◆ TO BE DONE ◆
Track down each line that has the word "يستطيع" and copy it.

◆ DATASET EXTRACT ◆
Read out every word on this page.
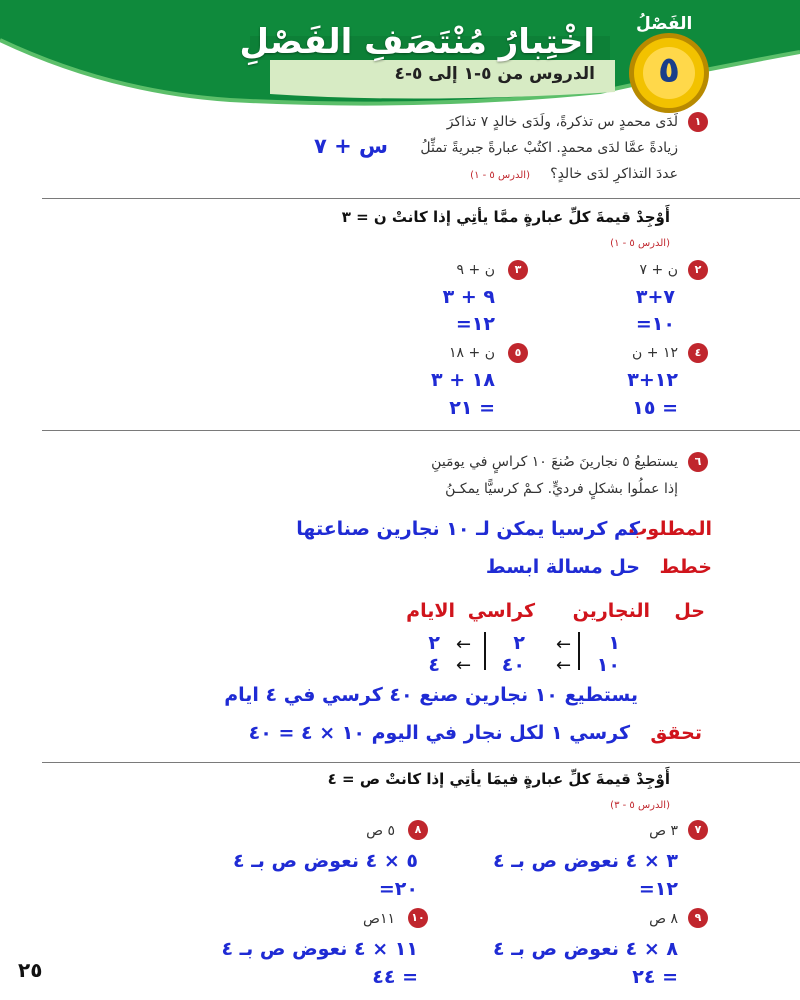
الفَصْلُ
٥
اخْتِبارُ مُنْتَصَفِ الفَصْلِ
الدروس من ٥-١ إلى ٥-٤
١
لَدَى محمدٍ س تذكرةً، ولَدَى خالدٍ ٧ تذاكرَ
زيادةً عمَّا لدَى محمدٍ. اكتُبْ عبارةً جبريةً تمثِّلُ
عددَ التذاكرِ لدَى خالدٍ؟
(الدرس ٥ - ١)
س + ٧
أَوْجِدْ قيمةَ كلِّ عبارةٍ ممَّا يأتِي إذا كانتْ ن = ٣
(الدرس ٥ - ١)
٢
ن + ٧
٧+٣
١٠=
٣
ن + ٩
٩ + ٣
١٢=
٤
١٢ + ن
١٢+٣
= ١٥
٥
ن + ١٨
١٨ + ٣
= ٢١
٦
يستطيعُ ٥ نجارينَ صُنعَ ١٠ كراسٍ في يومَينِ
إذا عملُوا بشكلٍ فرديٍّ. كـمْ كرسيًّا يمكـنُ
المطلوب
كم كرسيا يمكن لـ ١٠ نجارين صناعتها
خطط
حل مسالة ابسط
حل
النجارين
كراسي
الايام
١
١٠
←
←
٢
٤٠
←
←
٢
٤
يستطيع ١٠ نجارين صنع ٤٠ كرسي في ٤ ايام
تحقق
كرسي ١ لكل نجار في اليوم ١٠ × ٤ = ٤٠
أَوْجِدْ قيمةَ كلِّ عبارةٍ فيمَا يأتِي إذا كانتْ ص = ٤
(الدرس ٥ - ٣)
٧
٣ ص
٣ × ٤ نعوض ص بـ ٤
١٢=
٨
٥ ص
٥ × ٤ نعوض ص بـ ٤
٢٠=
٩
٨ ص
٨ × ٤ نعوض ص بـ ٤
= ٢٤
١٠
١١ص
١١ × ٤ نعوض ص بـ ٤
= ٤٤
٢٥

◆ OUTPUT OF THE TASK ◆
يستطيعُ ٥ نجارينَ صُنعَ ١٠ كراسٍ في يومَينِ
يستطيع ١٠ نجارين صنع ٤٠ كرسي في ٤ ايام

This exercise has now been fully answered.